┌──

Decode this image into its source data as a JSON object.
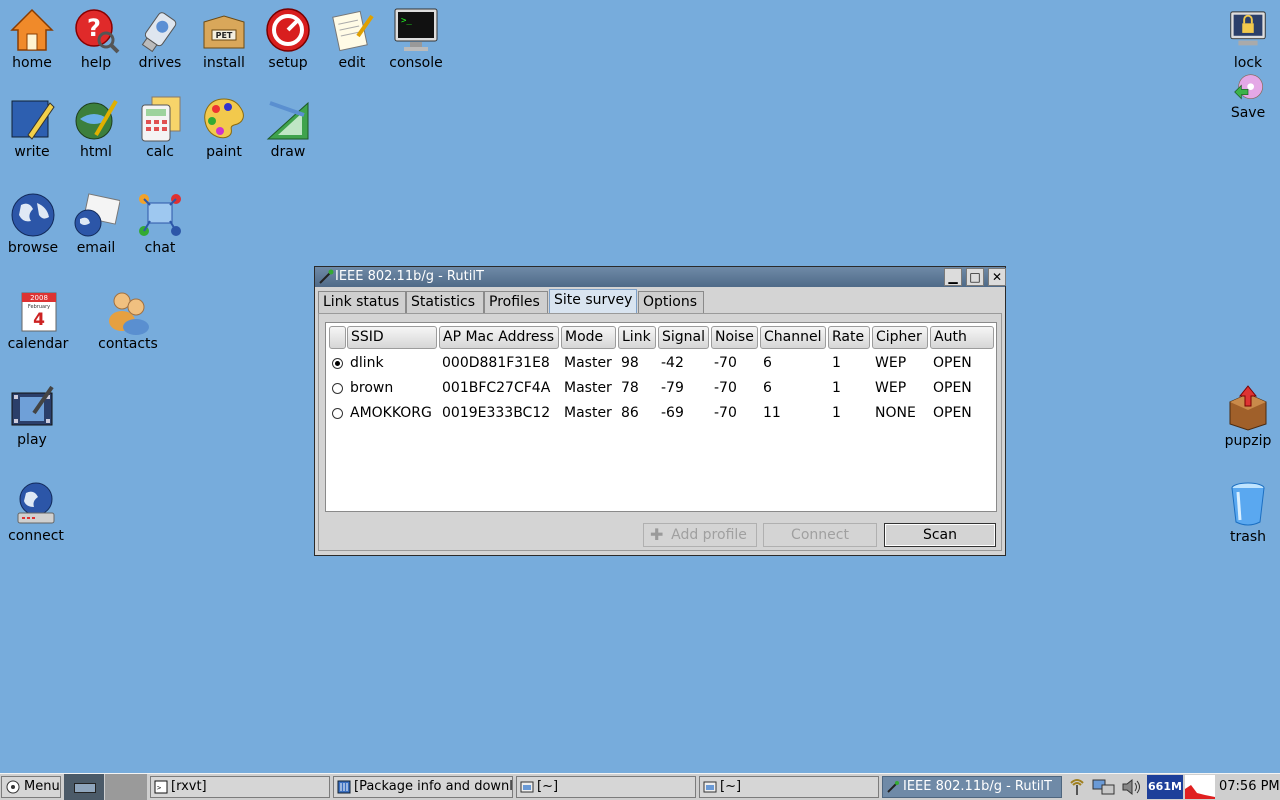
{
  "desktop_icons": {
    "home": "home",
    "help": "help",
    "drives": "drives",
    "install": "install",
    "setup": "setup",
    "edit": "edit",
    "console": "console",
    "write": "write",
    "html": "html",
    "calc": "calc",
    "paint": "paint",
    "draw": "draw",
    "browse": "browse",
    "email": "email",
    "chat": "chat",
    "calendar": "calendar",
    "contacts": "contacts",
    "play": "play",
    "connect": "connect",
    "lock": "lock",
    "save": "Save",
    "pupzip": "pupzip",
    "trash": "trash"
  },
  "icon_badges": {
    "install": "PET",
    "calendar_month": "February",
    "calendar_day": "4",
    "calendar_year": "2008"
  },
  "window": {
    "title": "IEEE 802.11b/g - RutilT",
    "tabs": [
      "Link status",
      "Statistics",
      "Profiles",
      "Site survey",
      "Options"
    ],
    "active_tab": "Site survey",
    "columns": [
      "SSID",
      "AP Mac Address",
      "Mode",
      "Link",
      "Signal",
      "Noise",
      "Channel",
      "Rate",
      "Cipher",
      "Auth"
    ],
    "rows": [
      {
        "selected": true,
        "ssid": "dlink",
        "mac": "000D881F31E8",
        "mode": "Master",
        "link": "98",
        "signal": "-42",
        "noise": "-70",
        "channel": "6",
        "rate": "1",
        "cipher": "WEP",
        "auth": "OPEN"
      },
      {
        "selected": false,
        "ssid": "brown",
        "mac": "001BFC27CF4A",
        "mode": "Master",
        "link": "78",
        "signal": "-79",
        "noise": "-70",
        "channel": "6",
        "rate": "1",
        "cipher": "WEP",
        "auth": "OPEN"
      },
      {
        "selected": false,
        "ssid": "AMOKKORG",
        "mac": "0019E333BC12",
        "mode": "Master",
        "link": "86",
        "signal": "-69",
        "noise": "-70",
        "channel": "11",
        "rate": "1",
        "cipher": "NONE",
        "auth": "OPEN"
      }
    ],
    "buttons": {
      "add_profile": "Add profile",
      "connect": "Connect",
      "scan": "Scan"
    }
  },
  "taskbar": {
    "menu": "Menu",
    "tasks": [
      "[rxvt]",
      "[Package info and downl",
      "[~]",
      "[~]",
      "IEEE 802.11b/g - RutilT"
    ],
    "memory": "661M",
    "clock": "07:56 PM"
  },
  "colors": {
    "desktop": "#77acdc",
    "titlebar": "#5a7695",
    "active_tab": "#d9e4f0"
  }
}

└──

→ **PROBLEM DESCRIPTION**
What you return should match the records above word for word, minus the pictures.

→ **SOLUTION FOR THIS PROBLEM**
Decode this image into its source data as a JSON object.
{
  "desktop_icons": {
    "home": "home",
    "help": "help",
    "drives": "drives",
    "install": "install",
    "setup": "setup",
    "edit": "edit",
    "console": "console",
    "write": "write",
    "html": "html",
    "calc": "calc",
    "paint": "paint",
    "draw": "draw",
    "browse": "browse",
    "email": "email",
    "chat": "chat",
    "calendar": "calendar",
    "contacts": "contacts",
    "play": "play",
    "connect": "connect",
    "lock": "lock",
    "save": "Save",
    "pupzip": "pupzip",
    "trash": "trash"
  },
  "icon_badges": {
    "install": "PET",
    "calendar_month": "February",
    "calendar_day": "4",
    "calendar_year": "2008"
  },
  "window": {
    "title": "IEEE 802.11b/g - RutilT",
    "tabs": [
      "Link status",
      "Statistics",
      "Profiles",
      "Site survey",
      "Options"
    ],
    "active_tab": "Site survey",
    "columns": [
      "SSID",
      "AP Mac Address",
      "Mode",
      "Link",
      "Signal",
      "Noise",
      "Channel",
      "Rate",
      "Cipher",
      "Auth"
    ],
    "rows": [
      {
        "selected": true,
        "ssid": "dlink",
        "mac": "000D881F31E8",
        "mode": "Master",
        "link": "98",
        "signal": "-42",
        "noise": "-70",
        "channel": "6",
        "rate": "1",
        "cipher": "WEP",
        "auth": "OPEN"
      },
      {
        "selected": false,
        "ssid": "brown",
        "mac": "001BFC27CF4A",
        "mode": "Master",
        "link": "78",
        "signal": "-79",
        "noise": "-70",
        "channel": "6",
        "rate": "1",
        "cipher": "WEP",
        "auth": "OPEN"
      },
      {
        "selected": false,
        "ssid": "AMOKKORG",
        "mac": "0019E333BC12",
        "mode": "Master",
        "link": "86",
        "signal": "-69",
        "noise": "-70",
        "channel": "11",
        "rate": "1",
        "cipher": "NONE",
        "auth": "OPEN"
      }
    ],
    "buttons": {
      "add_profile": "Add profile",
      "connect": "Connect",
      "scan": "Scan"
    }
  },
  "taskbar": {
    "menu": "Menu",
    "tasks": [
      "[rxvt]",
      "[Package info and downl",
      "[~]",
      "[~]",
      "IEEE 802.11b/g - RutilT"
    ],
    "memory": "661M",
    "clock": "07:56 PM"
  },
  "colors": {
    "desktop": "#77acdc",
    "titlebar": "#5a7695",
    "active_tab": "#d9e4f0"
  }
}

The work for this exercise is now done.